Given task:
Search the data for the word "Effect" and copy every line that contains it.

(Figure collection entries)

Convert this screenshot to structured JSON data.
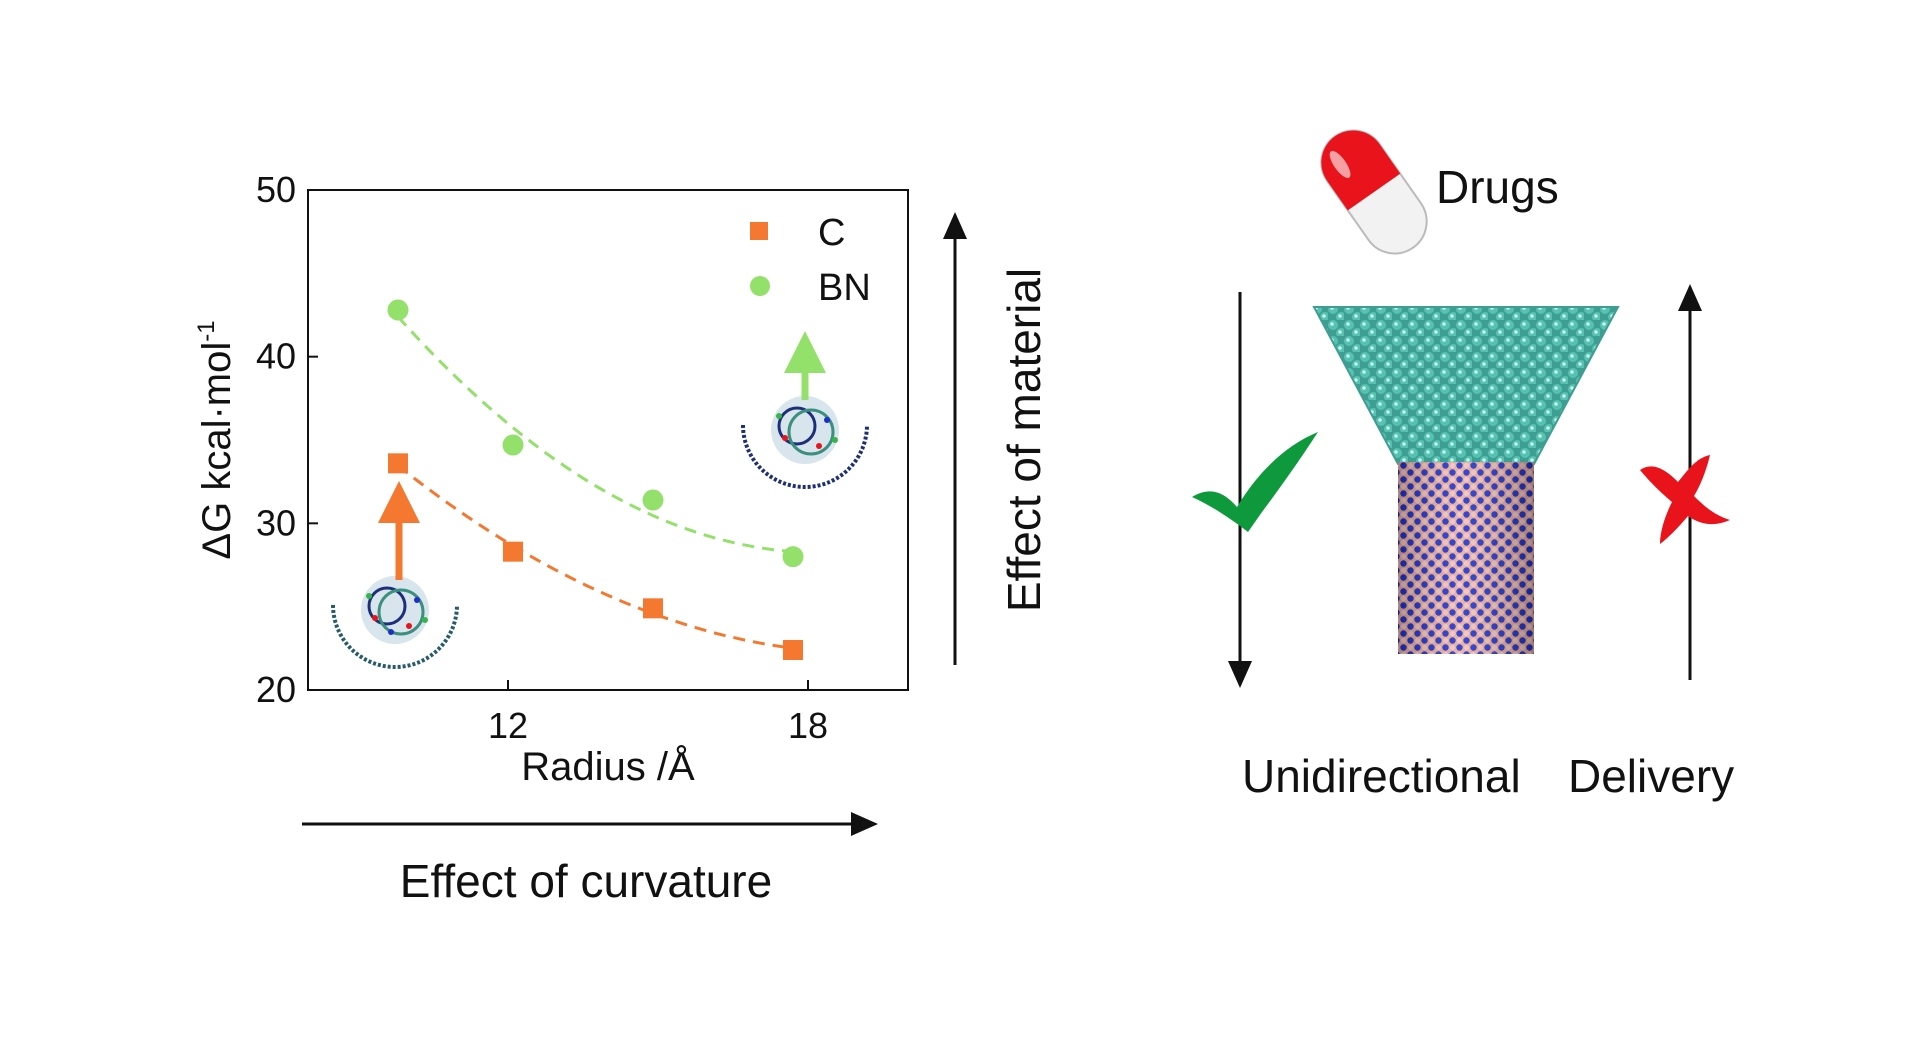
{
  "chart_data": {
    "type": "scatter",
    "title": "",
    "xlabel": "Radius /Å",
    "ylabel": "ΔG kcal·mol",
    "ylabel_sup": "-1",
    "xlim": [
      8,
      20
    ],
    "ylim": [
      20,
      50
    ],
    "xticks": [
      12,
      18
    ],
    "yticks": [
      20,
      30,
      40,
      50
    ],
    "grid": false,
    "legend": "top-right",
    "series": [
      {
        "name": "C",
        "marker": "square",
        "color": "#F4782F",
        "x": [
          9.8,
          12.1,
          14.9,
          17.7
        ],
        "y": [
          33.6,
          28.3,
          24.9,
          22.4
        ],
        "fit": "dashed-curve"
      },
      {
        "name": "BN",
        "marker": "circle",
        "color": "#93E06B",
        "x": [
          9.8,
          12.1,
          14.9,
          17.7
        ],
        "y": [
          42.8,
          34.7,
          31.4,
          28.0
        ],
        "fit": "dashed-curve"
      }
    ]
  },
  "annotations": {
    "effect_material": "Effect of material",
    "effect_curvature": "Effect of curvature",
    "drugs": "Drugs",
    "unidirectional": "Unidirectional",
    "delivery": "Delivery"
  },
  "colors": {
    "cone": "#4FB8A8",
    "tube_blue": "#1B2FC9",
    "tube_pink": "#E6A8A0",
    "check": "#0E9A3C",
    "cross": "#E8131B",
    "pill_red": "#E8131B"
  },
  "icons": [
    "drug-pill-icon",
    "checkmark-icon",
    "cross-icon",
    "nanotube-icon",
    "molecule-icon"
  ]
}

Reply to the exercise:
    "effect_material": "Effect of material",
    "effect_curvature": "Effect of curvature",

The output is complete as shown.